What this task involves: Will you write out all the entries below exactly?

Material for this exercise:
__________________________________________________
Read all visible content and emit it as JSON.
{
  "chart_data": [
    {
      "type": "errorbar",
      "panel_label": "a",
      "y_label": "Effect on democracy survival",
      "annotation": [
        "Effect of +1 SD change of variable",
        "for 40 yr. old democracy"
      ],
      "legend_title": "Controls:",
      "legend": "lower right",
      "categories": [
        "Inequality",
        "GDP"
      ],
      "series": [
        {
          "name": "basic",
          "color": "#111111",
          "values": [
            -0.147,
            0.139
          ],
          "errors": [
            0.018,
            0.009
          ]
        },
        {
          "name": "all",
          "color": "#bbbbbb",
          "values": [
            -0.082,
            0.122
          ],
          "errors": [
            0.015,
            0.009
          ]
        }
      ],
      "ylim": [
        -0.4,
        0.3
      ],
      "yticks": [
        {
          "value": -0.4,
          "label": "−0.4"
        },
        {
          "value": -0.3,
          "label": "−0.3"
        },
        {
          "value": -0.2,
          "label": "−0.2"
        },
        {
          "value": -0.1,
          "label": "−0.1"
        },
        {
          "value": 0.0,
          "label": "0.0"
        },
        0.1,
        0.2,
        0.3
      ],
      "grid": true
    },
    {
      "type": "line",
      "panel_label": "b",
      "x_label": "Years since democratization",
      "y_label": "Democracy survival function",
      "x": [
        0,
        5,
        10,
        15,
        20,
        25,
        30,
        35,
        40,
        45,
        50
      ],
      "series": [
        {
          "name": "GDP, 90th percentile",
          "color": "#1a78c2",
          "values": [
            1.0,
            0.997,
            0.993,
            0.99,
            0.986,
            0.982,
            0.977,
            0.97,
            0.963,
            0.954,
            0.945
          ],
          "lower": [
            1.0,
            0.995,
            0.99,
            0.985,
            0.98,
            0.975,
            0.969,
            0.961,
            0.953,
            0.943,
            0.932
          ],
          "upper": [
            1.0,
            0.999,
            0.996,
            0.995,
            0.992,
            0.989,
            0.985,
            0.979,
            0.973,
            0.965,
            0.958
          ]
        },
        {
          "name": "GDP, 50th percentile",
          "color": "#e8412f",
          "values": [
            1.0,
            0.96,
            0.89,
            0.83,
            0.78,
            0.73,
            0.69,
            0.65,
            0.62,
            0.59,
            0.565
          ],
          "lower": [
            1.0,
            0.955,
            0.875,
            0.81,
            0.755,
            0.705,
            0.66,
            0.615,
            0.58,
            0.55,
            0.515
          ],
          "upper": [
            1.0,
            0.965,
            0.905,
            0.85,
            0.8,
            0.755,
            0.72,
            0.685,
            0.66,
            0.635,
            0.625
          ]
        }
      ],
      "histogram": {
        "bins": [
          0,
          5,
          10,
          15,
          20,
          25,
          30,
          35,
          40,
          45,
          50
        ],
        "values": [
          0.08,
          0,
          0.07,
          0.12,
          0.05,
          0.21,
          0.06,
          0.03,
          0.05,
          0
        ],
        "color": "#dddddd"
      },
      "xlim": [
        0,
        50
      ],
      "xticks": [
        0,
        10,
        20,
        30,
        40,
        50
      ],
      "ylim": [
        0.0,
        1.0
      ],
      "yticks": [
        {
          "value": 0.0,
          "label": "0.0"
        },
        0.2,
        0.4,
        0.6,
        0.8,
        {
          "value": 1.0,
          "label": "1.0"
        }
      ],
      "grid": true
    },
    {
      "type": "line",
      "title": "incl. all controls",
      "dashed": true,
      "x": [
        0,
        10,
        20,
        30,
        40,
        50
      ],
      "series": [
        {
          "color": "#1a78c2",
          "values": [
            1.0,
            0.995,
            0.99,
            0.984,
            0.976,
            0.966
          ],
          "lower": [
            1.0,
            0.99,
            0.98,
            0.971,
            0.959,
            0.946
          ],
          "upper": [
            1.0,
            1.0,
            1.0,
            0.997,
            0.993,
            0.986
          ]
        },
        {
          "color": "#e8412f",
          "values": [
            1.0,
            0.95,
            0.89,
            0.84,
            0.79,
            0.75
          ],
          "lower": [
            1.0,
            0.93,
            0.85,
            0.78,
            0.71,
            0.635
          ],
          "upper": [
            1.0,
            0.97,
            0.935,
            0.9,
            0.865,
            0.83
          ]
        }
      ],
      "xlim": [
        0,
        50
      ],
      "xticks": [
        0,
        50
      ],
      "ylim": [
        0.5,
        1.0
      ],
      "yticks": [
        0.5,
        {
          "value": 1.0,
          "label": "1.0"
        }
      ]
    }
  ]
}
__________________________________________________
Final result:
Read all visible content and emit it as JSON.
{
  "chart_data": [
    {
      "type": "errorbar",
      "panel_label": "a",
      "y_label": "Effect on democracy survival",
      "annotation": [
        "Effect of +1 SD change of variable",
        "for 40 yr. old democracy"
      ],
      "legend_title": "Controls:",
      "legend": "lower right",
      "categories": [
        "Inequality",
        "GDP"
      ],
      "series": [
        {
          "name": "basic",
          "color": "#111111",
          "values": [
            -0.147,
            0.139
          ],
          "errors": [
            0.018,
            0.009
          ]
        },
        {
          "name": "all",
          "color": "#bbbbbb",
          "values": [
            -0.082,
            0.122
          ],
          "errors": [
            0.015,
            0.009
          ]
        }
      ],
      "ylim": [
        -0.4,
        0.3
      ],
      "yticks": [
        {
          "value": -0.4,
          "label": "−0.4"
        },
        {
          "value": -0.3,
          "label": "−0.3"
        },
        {
          "value": -0.2,
          "label": "−0.2"
        },
        {
          "value": -0.1,
          "label": "−0.1"
        },
        {
          "value": 0.0,
          "label": "0.0"
        },
        0.1,
        0.2,
        0.3
      ],
      "grid": true
    },
    {
      "type": "line",
      "panel_label": "b",
      "x_label": "Years since democratization",
      "y_label": "Democracy survival function",
      "x": [
        0,
        5,
        10,
        15,
        20,
        25,
        30,
        35,
        40,
        45,
        50
      ],
      "series": [
        {
          "name": "GDP, 90th percentile",
          "color": "#1a78c2",
          "values": [
            1.0,
            0.997,
            0.993,
            0.99,
            0.986,
            0.982,
            0.977,
            0.97,
            0.963,
            0.954,
            0.945
          ],
          "lower": [
            1.0,
            0.995,
            0.99,
            0.985,
            0.98,
            0.975,
            0.969,
            0.961,
            0.953,
            0.943,
            0.932
          ],
          "upper": [
            1.0,
            0.999,
            0.996,
            0.995,
            0.992,
            0.989,
            0.985,
            0.979,
            0.973,
            0.965,
            0.958
          ]
        },
        {
          "name": "GDP, 50th percentile",
          "color": "#e8412f",
          "values": [
            1.0,
            0.96,
            0.89,
            0.83,
            0.78,
            0.73,
            0.69,
            0.65,
            0.62,
            0.59,
            0.565
          ],
          "lower": [
            1.0,
            0.955,
            0.875,
            0.81,
            0.755,
            0.705,
            0.66,
            0.615,
            0.58,
            0.55,
            0.515
          ],
          "upper": [
            1.0,
            0.965,
            0.905,
            0.85,
            0.8,
            0.755,
            0.72,
            0.685,
            0.66,
            0.635,
            0.625
          ]
        }
      ],
      "histogram": {
        "bins": [
          0,
          5,
          10,
          15,
          20,
          25,
          30,
          35,
          40,
          45,
          50
        ],
        "values": [
          0.08,
          0,
          0.07,
          0.12,
          0.05,
          0.21,
          0.06,
          0.03,
          0.05,
          0
        ],
        "color": "#dddddd"
      },
      "xlim": [
        0,
        50
      ],
      "xticks": [
        0,
        10,
        20,
        30,
        40,
        50
      ],
      "ylim": [
        0.0,
        1.0
      ],
      "yticks": [
        {
          "value": 0.0,
          "label": "0.0"
        },
        0.2,
        0.4,
        0.6,
        0.8,
        {
          "value": 1.0,
          "label": "1.0"
        }
      ],
      "grid": true
    },
    {
      "type": "line",
      "title": "incl. all controls",
      "dashed": true,
      "x": [
        0,
        10,
        20,
        30,
        40,
        50
      ],
      "series": [
        {
          "color": "#1a78c2",
          "values": [
            1.0,
            0.995,
            0.99,
            0.984,
            0.976,
            0.966
          ],
          "lower": [
            1.0,
            0.99,
            0.98,
            0.971,
            0.959,
            0.946
          ],
          "upper": [
            1.0,
            1.0,
            1.0,
            0.997,
            0.993,
            0.986
          ]
        },
        {
          "color": "#e8412f",
          "values": [
            1.0,
            0.95,
            0.89,
            0.84,
            0.79,
            0.75
          ],
          "lower": [
            1.0,
            0.93,
            0.85,
            0.78,
            0.71,
            0.635
          ],
          "upper": [
            1.0,
            0.97,
            0.935,
            0.9,
            0.865,
            0.83
          ]
        }
      ],
      "xlim": [
        0,
        50
      ],
      "xticks": [
        0,
        50
      ],
      "ylim": [
        0.5,
        1.0
      ],
      "yticks": [
        0.5,
        {
          "value": 1.0,
          "label": "1.0"
        }
      ]
    }
  ]
}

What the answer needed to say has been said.